— BEGIN Data for this exercise —

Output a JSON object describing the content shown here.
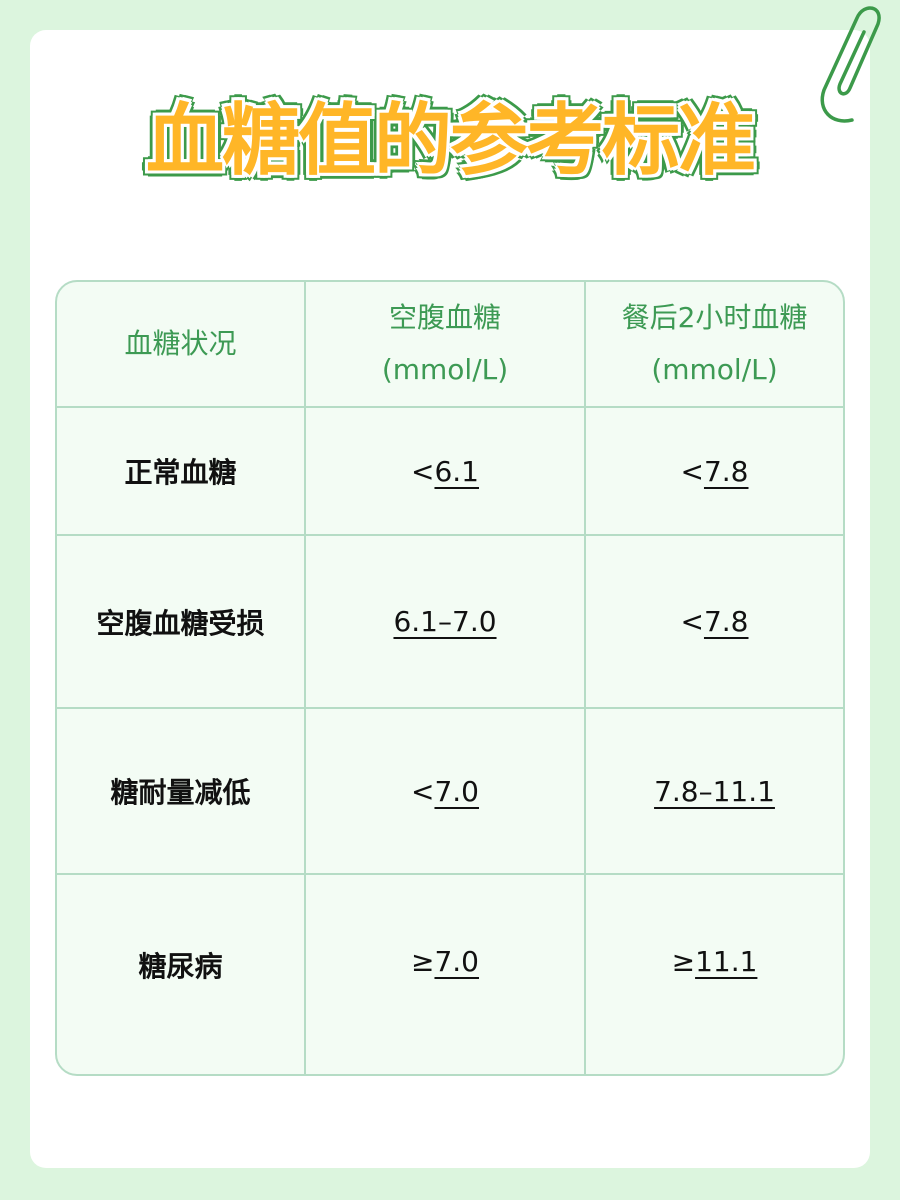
{
  "title": "血糖值的参考标准",
  "colors": {
    "background": "#dcf5de",
    "title_fill": "#ffb627",
    "title_outline": "#3c9a4a",
    "header_text": "#3d9a54",
    "table_border": "#b5dcc5",
    "table_bg": "#f3fcf4"
  },
  "decoration": {
    "icon": "paperclip-icon"
  },
  "table": {
    "headers": [
      {
        "line1": "血糖状况",
        "line2": ""
      },
      {
        "line1": "空腹血糖",
        "line2": "(mmol/L)"
      },
      {
        "line1": "餐后2小时血糖",
        "line2": "(mmol/L)"
      }
    ],
    "rows": [
      {
        "status": "正常血糖",
        "fasting": {
          "prefix": "<",
          "value": "6.1"
        },
        "postprandial": {
          "prefix": "<",
          "value": "7.8"
        }
      },
      {
        "status": "空腹血糖受损",
        "fasting": {
          "prefix": "",
          "value": "6.1–7.0"
        },
        "postprandial": {
          "prefix": "<",
          "value": "7.8"
        }
      },
      {
        "status": "糖耐量减低",
        "fasting": {
          "prefix": "<",
          "value": "7.0"
        },
        "postprandial": {
          "prefix": "",
          "value": "7.8–11.1"
        }
      },
      {
        "status": "糖尿病",
        "fasting": {
          "prefix": "≥",
          "value": "7.0"
        },
        "postprandial": {
          "prefix": "≥",
          "value": "11.1"
        }
      }
    ]
  }
}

— END Data for this exercise —

Work to be completed: Copy every line of the data exactly as written, excluding the pictures.

Completed task:
Output a JSON object describing the content shown here.
{
  "title": "血糖值的参考标准",
  "colors": {
    "background": "#dcf5de",
    "title_fill": "#ffb627",
    "title_outline": "#3c9a4a",
    "header_text": "#3d9a54",
    "table_border": "#b5dcc5",
    "table_bg": "#f3fcf4"
  },
  "decoration": {
    "icon": "paperclip-icon"
  },
  "table": {
    "headers": [
      {
        "line1": "血糖状况",
        "line2": ""
      },
      {
        "line1": "空腹血糖",
        "line2": "(mmol/L)"
      },
      {
        "line1": "餐后2小时血糖",
        "line2": "(mmol/L)"
      }
    ],
    "rows": [
      {
        "status": "正常血糖",
        "fasting": {
          "prefix": "<",
          "value": "6.1"
        },
        "postprandial": {
          "prefix": "<",
          "value": "7.8"
        }
      },
      {
        "status": "空腹血糖受损",
        "fasting": {
          "prefix": "",
          "value": "6.1–7.0"
        },
        "postprandial": {
          "prefix": "<",
          "value": "7.8"
        }
      },
      {
        "status": "糖耐量减低",
        "fasting": {
          "prefix": "<",
          "value": "7.0"
        },
        "postprandial": {
          "prefix": "",
          "value": "7.8–11.1"
        }
      },
      {
        "status": "糖尿病",
        "fasting": {
          "prefix": "≥",
          "value": "7.0"
        },
        "postprandial": {
          "prefix": "≥",
          "value": "11.1"
        }
      }
    ]
  }
}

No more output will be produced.